_Dataset rows about figures_
— START —
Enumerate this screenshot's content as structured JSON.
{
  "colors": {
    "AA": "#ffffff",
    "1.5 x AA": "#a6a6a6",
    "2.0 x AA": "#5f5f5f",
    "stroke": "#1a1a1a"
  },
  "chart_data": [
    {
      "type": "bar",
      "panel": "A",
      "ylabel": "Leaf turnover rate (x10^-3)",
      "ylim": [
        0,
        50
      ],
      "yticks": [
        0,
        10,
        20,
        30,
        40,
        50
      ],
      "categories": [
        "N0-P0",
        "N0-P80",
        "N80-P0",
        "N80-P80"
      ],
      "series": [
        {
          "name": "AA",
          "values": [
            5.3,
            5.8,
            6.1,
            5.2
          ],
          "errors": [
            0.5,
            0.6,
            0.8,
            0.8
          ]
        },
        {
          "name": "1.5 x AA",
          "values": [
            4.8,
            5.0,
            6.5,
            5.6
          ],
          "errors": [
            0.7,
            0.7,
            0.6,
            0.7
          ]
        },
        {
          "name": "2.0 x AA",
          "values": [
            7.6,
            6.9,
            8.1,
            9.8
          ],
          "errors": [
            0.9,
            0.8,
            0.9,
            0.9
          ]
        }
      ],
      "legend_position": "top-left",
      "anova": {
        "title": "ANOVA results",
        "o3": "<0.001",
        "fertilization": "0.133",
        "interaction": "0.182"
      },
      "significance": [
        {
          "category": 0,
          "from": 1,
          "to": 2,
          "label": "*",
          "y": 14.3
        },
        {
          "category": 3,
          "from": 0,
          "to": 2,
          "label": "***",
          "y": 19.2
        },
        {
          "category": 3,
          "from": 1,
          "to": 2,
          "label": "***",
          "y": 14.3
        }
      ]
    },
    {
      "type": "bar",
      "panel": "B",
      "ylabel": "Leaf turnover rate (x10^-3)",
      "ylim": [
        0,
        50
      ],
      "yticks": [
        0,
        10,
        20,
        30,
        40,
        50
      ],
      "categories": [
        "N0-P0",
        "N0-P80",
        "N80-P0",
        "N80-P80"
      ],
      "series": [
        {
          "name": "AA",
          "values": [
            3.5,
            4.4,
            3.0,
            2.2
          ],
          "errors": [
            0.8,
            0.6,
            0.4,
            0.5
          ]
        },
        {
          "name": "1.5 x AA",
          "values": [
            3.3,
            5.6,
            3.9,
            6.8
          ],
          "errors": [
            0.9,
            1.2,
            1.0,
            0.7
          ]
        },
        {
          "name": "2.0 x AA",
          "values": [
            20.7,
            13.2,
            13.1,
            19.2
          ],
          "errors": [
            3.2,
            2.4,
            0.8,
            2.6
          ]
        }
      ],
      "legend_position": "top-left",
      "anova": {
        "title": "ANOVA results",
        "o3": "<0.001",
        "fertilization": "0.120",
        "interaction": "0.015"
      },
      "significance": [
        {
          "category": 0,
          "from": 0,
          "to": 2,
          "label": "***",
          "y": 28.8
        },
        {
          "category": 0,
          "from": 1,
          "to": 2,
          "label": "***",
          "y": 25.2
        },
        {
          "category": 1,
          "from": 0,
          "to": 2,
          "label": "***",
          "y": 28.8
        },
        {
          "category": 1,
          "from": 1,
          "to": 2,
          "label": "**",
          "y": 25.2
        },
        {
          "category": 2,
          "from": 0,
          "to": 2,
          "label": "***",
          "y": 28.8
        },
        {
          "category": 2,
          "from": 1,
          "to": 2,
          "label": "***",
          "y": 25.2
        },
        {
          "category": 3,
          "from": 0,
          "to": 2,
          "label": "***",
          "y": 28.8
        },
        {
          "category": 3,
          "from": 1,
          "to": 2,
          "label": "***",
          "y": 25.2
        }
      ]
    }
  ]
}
— END —
_THE EXERCISE_
Print the listing above in its entirety, with every line exact.

_SOLUTION FOR THIS PROBLEM_
Enumerate this screenshot's content as structured JSON.
{
  "colors": {
    "AA": "#ffffff",
    "1.5 x AA": "#a6a6a6",
    "2.0 x AA": "#5f5f5f",
    "stroke": "#1a1a1a"
  },
  "chart_data": [
    {
      "type": "bar",
      "panel": "A",
      "ylabel": "Leaf turnover rate (x10^-3)",
      "ylim": [
        0,
        50
      ],
      "yticks": [
        0,
        10,
        20,
        30,
        40,
        50
      ],
      "categories": [
        "N0-P0",
        "N0-P80",
        "N80-P0",
        "N80-P80"
      ],
      "series": [
        {
          "name": "AA",
          "values": [
            5.3,
            5.8,
            6.1,
            5.2
          ],
          "errors": [
            0.5,
            0.6,
            0.8,
            0.8
          ]
        },
        {
          "name": "1.5 x AA",
          "values": [
            4.8,
            5.0,
            6.5,
            5.6
          ],
          "errors": [
            0.7,
            0.7,
            0.6,
            0.7
          ]
        },
        {
          "name": "2.0 x AA",
          "values": [
            7.6,
            6.9,
            8.1,
            9.8
          ],
          "errors": [
            0.9,
            0.8,
            0.9,
            0.9
          ]
        }
      ],
      "legend_position": "top-left",
      "anova": {
        "title": "ANOVA results",
        "o3": "<0.001",
        "fertilization": "0.133",
        "interaction": "0.182"
      },
      "significance": [
        {
          "category": 0,
          "from": 1,
          "to": 2,
          "label": "*",
          "y": 14.3
        },
        {
          "category": 3,
          "from": 0,
          "to": 2,
          "label": "***",
          "y": 19.2
        },
        {
          "category": 3,
          "from": 1,
          "to": 2,
          "label": "***",
          "y": 14.3
        }
      ]
    },
    {
      "type": "bar",
      "panel": "B",
      "ylabel": "Leaf turnover rate (x10^-3)",
      "ylim": [
        0,
        50
      ],
      "yticks": [
        0,
        10,
        20,
        30,
        40,
        50
      ],
      "categories": [
        "N0-P0",
        "N0-P80",
        "N80-P0",
        "N80-P80"
      ],
      "series": [
        {
          "name": "AA",
          "values": [
            3.5,
            4.4,
            3.0,
            2.2
          ],
          "errors": [
            0.8,
            0.6,
            0.4,
            0.5
          ]
        },
        {
          "name": "1.5 x AA",
          "values": [
            3.3,
            5.6,
            3.9,
            6.8
          ],
          "errors": [
            0.9,
            1.2,
            1.0,
            0.7
          ]
        },
        {
          "name": "2.0 x AA",
          "values": [
            20.7,
            13.2,
            13.1,
            19.2
          ],
          "errors": [
            3.2,
            2.4,
            0.8,
            2.6
          ]
        }
      ],
      "legend_position": "top-left",
      "anova": {
        "title": "ANOVA results",
        "o3": "<0.001",
        "fertilization": "0.120",
        "interaction": "0.015"
      },
      "significance": [
        {
          "category": 0,
          "from": 0,
          "to": 2,
          "label": "***",
          "y": 28.8
        },
        {
          "category": 0,
          "from": 1,
          "to": 2,
          "label": "***",
          "y": 25.2
        },
        {
          "category": 1,
          "from": 0,
          "to": 2,
          "label": "***",
          "y": 28.8
        },
        {
          "category": 1,
          "from": 1,
          "to": 2,
          "label": "**",
          "y": 25.2
        },
        {
          "category": 2,
          "from": 0,
          "to": 2,
          "label": "***",
          "y": 28.8
        },
        {
          "category": 2,
          "from": 1,
          "to": 2,
          "label": "***",
          "y": 25.2
        },
        {
          "category": 3,
          "from": 0,
          "to": 2,
          "label": "***",
          "y": 28.8
        },
        {
          "category": 3,
          "from": 1,
          "to": 2,
          "label": "***",
          "y": 25.2
        }
      ]
    }
  ]
}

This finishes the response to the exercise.